_DIRECTIONS_: Return the listing below in full, with every line exactly as it is.

_DATA IN THIS EXERCISE_:
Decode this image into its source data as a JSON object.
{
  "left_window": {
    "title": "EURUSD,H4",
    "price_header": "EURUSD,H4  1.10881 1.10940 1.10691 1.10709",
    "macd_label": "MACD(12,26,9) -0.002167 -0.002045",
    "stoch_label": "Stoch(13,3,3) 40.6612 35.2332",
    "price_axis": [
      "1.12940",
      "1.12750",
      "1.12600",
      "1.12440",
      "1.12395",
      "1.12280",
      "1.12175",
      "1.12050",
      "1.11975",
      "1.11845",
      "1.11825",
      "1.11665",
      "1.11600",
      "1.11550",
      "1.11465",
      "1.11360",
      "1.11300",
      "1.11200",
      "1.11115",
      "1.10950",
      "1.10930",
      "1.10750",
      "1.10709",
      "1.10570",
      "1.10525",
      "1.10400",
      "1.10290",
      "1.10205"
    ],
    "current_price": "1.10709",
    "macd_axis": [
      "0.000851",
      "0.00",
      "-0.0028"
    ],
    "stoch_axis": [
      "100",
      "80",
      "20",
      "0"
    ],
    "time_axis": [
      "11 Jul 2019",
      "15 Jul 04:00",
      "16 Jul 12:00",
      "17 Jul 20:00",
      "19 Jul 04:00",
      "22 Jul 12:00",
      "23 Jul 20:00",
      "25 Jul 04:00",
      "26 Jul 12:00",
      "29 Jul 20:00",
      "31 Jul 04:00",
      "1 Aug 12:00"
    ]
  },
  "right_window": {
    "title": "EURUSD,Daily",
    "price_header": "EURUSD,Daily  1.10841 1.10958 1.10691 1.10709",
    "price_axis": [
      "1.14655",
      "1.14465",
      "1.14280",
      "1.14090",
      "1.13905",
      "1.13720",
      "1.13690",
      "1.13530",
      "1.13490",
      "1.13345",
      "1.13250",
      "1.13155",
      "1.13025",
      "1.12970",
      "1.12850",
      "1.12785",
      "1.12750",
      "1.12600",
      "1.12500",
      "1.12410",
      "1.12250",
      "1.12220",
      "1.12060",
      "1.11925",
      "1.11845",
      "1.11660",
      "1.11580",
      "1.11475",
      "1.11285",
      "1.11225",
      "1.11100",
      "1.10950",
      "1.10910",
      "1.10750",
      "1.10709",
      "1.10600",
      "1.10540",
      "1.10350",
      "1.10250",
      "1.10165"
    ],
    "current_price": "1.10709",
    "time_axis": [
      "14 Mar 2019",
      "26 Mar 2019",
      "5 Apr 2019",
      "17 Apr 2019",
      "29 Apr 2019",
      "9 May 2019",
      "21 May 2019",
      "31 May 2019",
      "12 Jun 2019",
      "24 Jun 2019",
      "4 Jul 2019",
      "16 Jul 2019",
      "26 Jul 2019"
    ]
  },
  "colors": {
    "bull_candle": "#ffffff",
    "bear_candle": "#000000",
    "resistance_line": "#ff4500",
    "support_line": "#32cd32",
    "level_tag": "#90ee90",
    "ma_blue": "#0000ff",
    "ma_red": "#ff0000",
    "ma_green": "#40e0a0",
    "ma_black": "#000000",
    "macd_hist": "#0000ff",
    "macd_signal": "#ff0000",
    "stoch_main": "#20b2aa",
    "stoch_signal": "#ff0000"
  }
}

_SOLUTION_:
Decode this image into its source data as a JSON object.
{
  "left_window": {
    "title": "EURUSD,H4",
    "price_header": "EURUSD,H4  1.10881 1.10940 1.10691 1.10709",
    "macd_label": "MACD(12,26,9) -0.002167 -0.002045",
    "stoch_label": "Stoch(13,3,3) 40.6612 35.2332",
    "price_axis": [
      "1.12940",
      "1.12750",
      "1.12600",
      "1.12440",
      "1.12395",
      "1.12280",
      "1.12175",
      "1.12050",
      "1.11975",
      "1.11845",
      "1.11825",
      "1.11665",
      "1.11600",
      "1.11550",
      "1.11465",
      "1.11360",
      "1.11300",
      "1.11200",
      "1.11115",
      "1.10950",
      "1.10930",
      "1.10750",
      "1.10709",
      "1.10570",
      "1.10525",
      "1.10400",
      "1.10290",
      "1.10205"
    ],
    "current_price": "1.10709",
    "macd_axis": [
      "0.000851",
      "0.00",
      "-0.0028"
    ],
    "stoch_axis": [
      "100",
      "80",
      "20",
      "0"
    ],
    "time_axis": [
      "11 Jul 2019",
      "15 Jul 04:00",
      "16 Jul 12:00",
      "17 Jul 20:00",
      "19 Jul 04:00",
      "22 Jul 12:00",
      "23 Jul 20:00",
      "25 Jul 04:00",
      "26 Jul 12:00",
      "29 Jul 20:00",
      "31 Jul 04:00",
      "1 Aug 12:00"
    ]
  },
  "right_window": {
    "title": "EURUSD,Daily",
    "price_header": "EURUSD,Daily  1.10841 1.10958 1.10691 1.10709",
    "price_axis": [
      "1.14655",
      "1.14465",
      "1.14280",
      "1.14090",
      "1.13905",
      "1.13720",
      "1.13690",
      "1.13530",
      "1.13490",
      "1.13345",
      "1.13250",
      "1.13155",
      "1.13025",
      "1.12970",
      "1.12850",
      "1.12785",
      "1.12750",
      "1.12600",
      "1.12500",
      "1.12410",
      "1.12250",
      "1.12220",
      "1.12060",
      "1.11925",
      "1.11845",
      "1.11660",
      "1.11580",
      "1.11475",
      "1.11285",
      "1.11225",
      "1.11100",
      "1.10950",
      "1.10910",
      "1.10750",
      "1.10709",
      "1.10600",
      "1.10540",
      "1.10350",
      "1.10250",
      "1.10165"
    ],
    "current_price": "1.10709",
    "time_axis": [
      "14 Mar 2019",
      "26 Mar 2019",
      "5 Apr 2019",
      "17 Apr 2019",
      "29 Apr 2019",
      "9 May 2019",
      "21 May 2019",
      "31 May 2019",
      "12 Jun 2019",
      "24 Jun 2019",
      "4 Jul 2019",
      "16 Jul 2019",
      "26 Jul 2019"
    ]
  },
  "colors": {
    "bull_candle": "#ffffff",
    "bear_candle": "#000000",
    "resistance_line": "#ff4500",
    "support_line": "#32cd32",
    "level_tag": "#90ee90",
    "ma_blue": "#0000ff",
    "ma_red": "#ff0000",
    "ma_green": "#40e0a0",
    "ma_black": "#000000",
    "macd_hist": "#0000ff",
    "macd_signal": "#ff0000",
    "stoch_main": "#20b2aa",
    "stoch_signal": "#ff0000"
  }
}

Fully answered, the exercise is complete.